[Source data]
══════
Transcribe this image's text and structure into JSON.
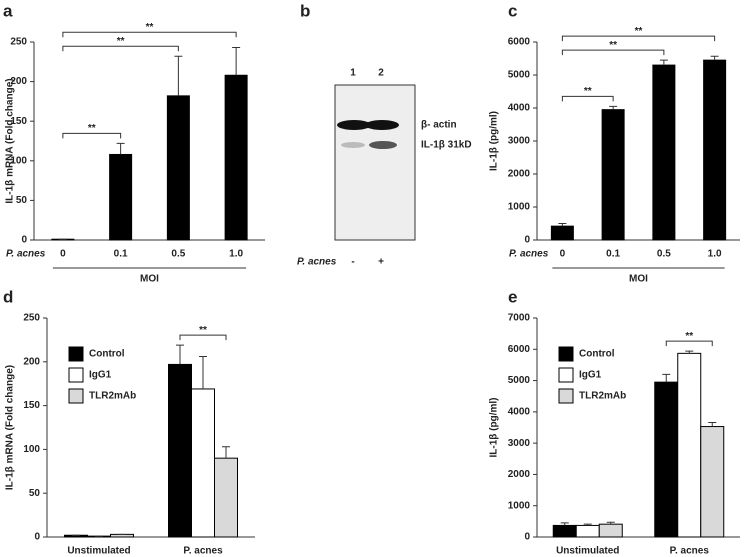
{
  "chart_data": [
    {
      "type": "bar",
      "label": "a",
      "ylabel": "IL-1β mRNA (Fold change)",
      "row_label": "P. acnes",
      "xlabel": "MOI",
      "categories": [
        "0",
        "0.1",
        "0.5",
        "1.0"
      ],
      "values": [
        1,
        108,
        182,
        208
      ],
      "errors": [
        0,
        14,
        50,
        35
      ],
      "color": "#000000",
      "ylim": [
        0,
        250
      ],
      "yticks": [
        0,
        50,
        100,
        150,
        200,
        250
      ],
      "annotations": [
        {
          "text": "**",
          "from": "0",
          "to": "0.1"
        },
        {
          "text": "**",
          "from": "0",
          "to": "0.5"
        },
        {
          "text": "**",
          "from": "0",
          "to": "1.0"
        }
      ]
    },
    {
      "type": "blot",
      "label": "b",
      "lanes": [
        "1",
        "2"
      ],
      "band_labels": [
        "β- actin",
        "IL-1β 31kD"
      ],
      "row_label": "P. acnes",
      "lane_values": [
        "-",
        "+"
      ]
    },
    {
      "type": "bar",
      "label": "c",
      "ylabel": "IL-1β (pg/ml)",
      "row_label": "P. acnes",
      "xlabel": "MOI",
      "categories": [
        "0",
        "0.1",
        "0.5",
        "1.0"
      ],
      "values": [
        420,
        3950,
        5300,
        5450
      ],
      "errors": [
        80,
        100,
        150,
        120
      ],
      "color": "#000000",
      "ylim": [
        0,
        6000
      ],
      "yticks": [
        0,
        1000,
        2000,
        3000,
        4000,
        5000,
        6000
      ],
      "annotations": [
        {
          "text": "**",
          "from": "0",
          "to": "0.1"
        },
        {
          "text": "**",
          "from": "0",
          "to": "0.5"
        },
        {
          "text": "**",
          "from": "0",
          "to": "1.0"
        }
      ]
    },
    {
      "type": "bar",
      "label": "d",
      "ylabel": "IL-1β mRNA (Fold change)",
      "categories": [
        "Unstimulated",
        "P. acnes"
      ],
      "series": [
        {
          "name": "Control",
          "color": "#000000",
          "values": [
            2,
            197
          ],
          "errors": [
            0,
            22
          ]
        },
        {
          "name": "IgG1",
          "color": "#ffffff",
          "values": [
            1,
            169
          ],
          "errors": [
            0,
            37
          ]
        },
        {
          "name": "TLR2mAb",
          "color": "#d9d9d9",
          "values": [
            3,
            90
          ],
          "errors": [
            0,
            13
          ]
        }
      ],
      "legend": "upper left",
      "ylim": [
        0,
        250
      ],
      "yticks": [
        0,
        50,
        100,
        150,
        200,
        250
      ],
      "annotations": [
        {
          "text": "**",
          "category": "P. acnes",
          "from": "Control",
          "to": "TLR2mAb"
        }
      ]
    },
    {
      "type": "bar",
      "label": "e",
      "ylabel": "IL-1β (pg/ml)",
      "categories": [
        "Unstimulated",
        "P. acnes"
      ],
      "series": [
        {
          "name": "Control",
          "color": "#000000",
          "values": [
            370,
            4950
          ],
          "errors": [
            80,
            250
          ]
        },
        {
          "name": "IgG1",
          "color": "#ffffff",
          "values": [
            370,
            5870
          ],
          "errors": [
            40,
            70
          ]
        },
        {
          "name": "TLR2mAb",
          "color": "#d9d9d9",
          "values": [
            410,
            3530
          ],
          "errors": [
            60,
            130
          ]
        }
      ],
      "legend": "upper left",
      "ylim": [
        0,
        7000
      ],
      "yticks": [
        0,
        1000,
        2000,
        3000,
        4000,
        5000,
        6000,
        7000
      ],
      "annotations": [
        {
          "text": "**",
          "category": "P. acnes",
          "from": "Control",
          "to": "TLR2mAb"
        }
      ]
    }
  ]
}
══════
**ASSIGNMENT:** Every line of the data is to be transcribed exactly, and no picture is to be included.

**TASK SOLUTION:**
Transcribe this image's text and structure into JSON.
{
  "chart_data": [
    {
      "type": "bar",
      "label": "a",
      "ylabel": "IL-1β mRNA (Fold change)",
      "row_label": "P. acnes",
      "xlabel": "MOI",
      "categories": [
        "0",
        "0.1",
        "0.5",
        "1.0"
      ],
      "values": [
        1,
        108,
        182,
        208
      ],
      "errors": [
        0,
        14,
        50,
        35
      ],
      "color": "#000000",
      "ylim": [
        0,
        250
      ],
      "yticks": [
        0,
        50,
        100,
        150,
        200,
        250
      ],
      "annotations": [
        {
          "text": "**",
          "from": "0",
          "to": "0.1"
        },
        {
          "text": "**",
          "from": "0",
          "to": "0.5"
        },
        {
          "text": "**",
          "from": "0",
          "to": "1.0"
        }
      ]
    },
    {
      "type": "blot",
      "label": "b",
      "lanes": [
        "1",
        "2"
      ],
      "band_labels": [
        "β- actin",
        "IL-1β 31kD"
      ],
      "row_label": "P. acnes",
      "lane_values": [
        "-",
        "+"
      ]
    },
    {
      "type": "bar",
      "label": "c",
      "ylabel": "IL-1β (pg/ml)",
      "row_label": "P. acnes",
      "xlabel": "MOI",
      "categories": [
        "0",
        "0.1",
        "0.5",
        "1.0"
      ],
      "values": [
        420,
        3950,
        5300,
        5450
      ],
      "errors": [
        80,
        100,
        150,
        120
      ],
      "color": "#000000",
      "ylim": [
        0,
        6000
      ],
      "yticks": [
        0,
        1000,
        2000,
        3000,
        4000,
        5000,
        6000
      ],
      "annotations": [
        {
          "text": "**",
          "from": "0",
          "to": "0.1"
        },
        {
          "text": "**",
          "from": "0",
          "to": "0.5"
        },
        {
          "text": "**",
          "from": "0",
          "to": "1.0"
        }
      ]
    },
    {
      "type": "bar",
      "label": "d",
      "ylabel": "IL-1β mRNA (Fold change)",
      "categories": [
        "Unstimulated",
        "P. acnes"
      ],
      "series": [
        {
          "name": "Control",
          "color": "#000000",
          "values": [
            2,
            197
          ],
          "errors": [
            0,
            22
          ]
        },
        {
          "name": "IgG1",
          "color": "#ffffff",
          "values": [
            1,
            169
          ],
          "errors": [
            0,
            37
          ]
        },
        {
          "name": "TLR2mAb",
          "color": "#d9d9d9",
          "values": [
            3,
            90
          ],
          "errors": [
            0,
            13
          ]
        }
      ],
      "legend": "upper left",
      "ylim": [
        0,
        250
      ],
      "yticks": [
        0,
        50,
        100,
        150,
        200,
        250
      ],
      "annotations": [
        {
          "text": "**",
          "category": "P. acnes",
          "from": "Control",
          "to": "TLR2mAb"
        }
      ]
    },
    {
      "type": "bar",
      "label": "e",
      "ylabel": "IL-1β (pg/ml)",
      "categories": [
        "Unstimulated",
        "P. acnes"
      ],
      "series": [
        {
          "name": "Control",
          "color": "#000000",
          "values": [
            370,
            4950
          ],
          "errors": [
            80,
            250
          ]
        },
        {
          "name": "IgG1",
          "color": "#ffffff",
          "values": [
            370,
            5870
          ],
          "errors": [
            40,
            70
          ]
        },
        {
          "name": "TLR2mAb",
          "color": "#d9d9d9",
          "values": [
            410,
            3530
          ],
          "errors": [
            60,
            130
          ]
        }
      ],
      "legend": "upper left",
      "ylim": [
        0,
        7000
      ],
      "yticks": [
        0,
        1000,
        2000,
        3000,
        4000,
        5000,
        6000,
        7000
      ],
      "annotations": [
        {
          "text": "**",
          "category": "P. acnes",
          "from": "Control",
          "to": "TLR2mAb"
        }
      ]
    }
  ]
}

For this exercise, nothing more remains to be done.